- **EXERCISE AIM**
All of the records below should be output exactly.

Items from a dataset
###

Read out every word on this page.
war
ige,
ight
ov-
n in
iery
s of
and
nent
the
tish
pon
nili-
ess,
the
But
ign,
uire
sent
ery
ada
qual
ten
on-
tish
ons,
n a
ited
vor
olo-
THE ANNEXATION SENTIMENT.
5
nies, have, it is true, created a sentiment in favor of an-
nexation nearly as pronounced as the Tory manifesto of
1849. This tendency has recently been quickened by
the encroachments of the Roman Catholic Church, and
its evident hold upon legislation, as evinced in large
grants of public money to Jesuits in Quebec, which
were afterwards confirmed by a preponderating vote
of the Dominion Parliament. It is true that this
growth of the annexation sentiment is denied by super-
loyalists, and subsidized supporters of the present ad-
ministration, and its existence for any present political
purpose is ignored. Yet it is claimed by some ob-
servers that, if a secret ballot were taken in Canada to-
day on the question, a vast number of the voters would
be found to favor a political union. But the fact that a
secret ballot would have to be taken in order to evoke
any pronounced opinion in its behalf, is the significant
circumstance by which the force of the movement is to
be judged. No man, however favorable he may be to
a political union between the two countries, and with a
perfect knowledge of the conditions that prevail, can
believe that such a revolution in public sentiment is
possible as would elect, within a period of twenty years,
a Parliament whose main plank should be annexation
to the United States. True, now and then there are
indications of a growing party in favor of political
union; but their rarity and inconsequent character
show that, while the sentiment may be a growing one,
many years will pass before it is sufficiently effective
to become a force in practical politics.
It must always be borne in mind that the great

###

- **EXERCISE OUTPUT**
Read out every word on this page.
war
ige,
ight
ov-
n in
iery
s of
and
nent
the
tish
pon
nili-
ess,
the
But
ign,
uire
sent
ery
ada
qual
ten
on-
tish
ons,
n a
ited
vor
olo-
THE ANNEXATION SENTIMENT.
5
nies, have, it is true, created a sentiment in favor of an-
nexation nearly as pronounced as the Tory manifesto of
1849. This tendency has recently been quickened by
the encroachments of the Roman Catholic Church, and
its evident hold upon legislation, as evinced in large
grants of public money to Jesuits in Quebec, which
were afterwards confirmed by a preponderating vote
of the Dominion Parliament. It is true that this
growth of the annexation sentiment is denied by super-
loyalists, and subsidized supporters of the present ad-
ministration, and its existence for any present political
purpose is ignored. Yet it is claimed by some ob-
servers that, if a secret ballot were taken in Canada to-
day on the question, a vast number of the voters would
be found to favor a political union. But the fact that a
secret ballot would have to be taken in order to evoke
any pronounced opinion in its behalf, is the significant
circumstance by which the force of the movement is to
be judged. No man, however favorable he may be to
a political union between the two countries, and with a
perfect knowledge of the conditions that prevail, can
believe that such a revolution in public sentiment is
possible as would elect, within a period of twenty years,
a Parliament whose main plank should be annexation
to the United States. True, now and then there are
indications of a growing party in favor of political
union; but their rarity and inconsequent character
show that, while the sentiment may be a growing one,
many years will pass before it is sufficiently effective
to become a force in practical politics.
It must always be borne in mind that the great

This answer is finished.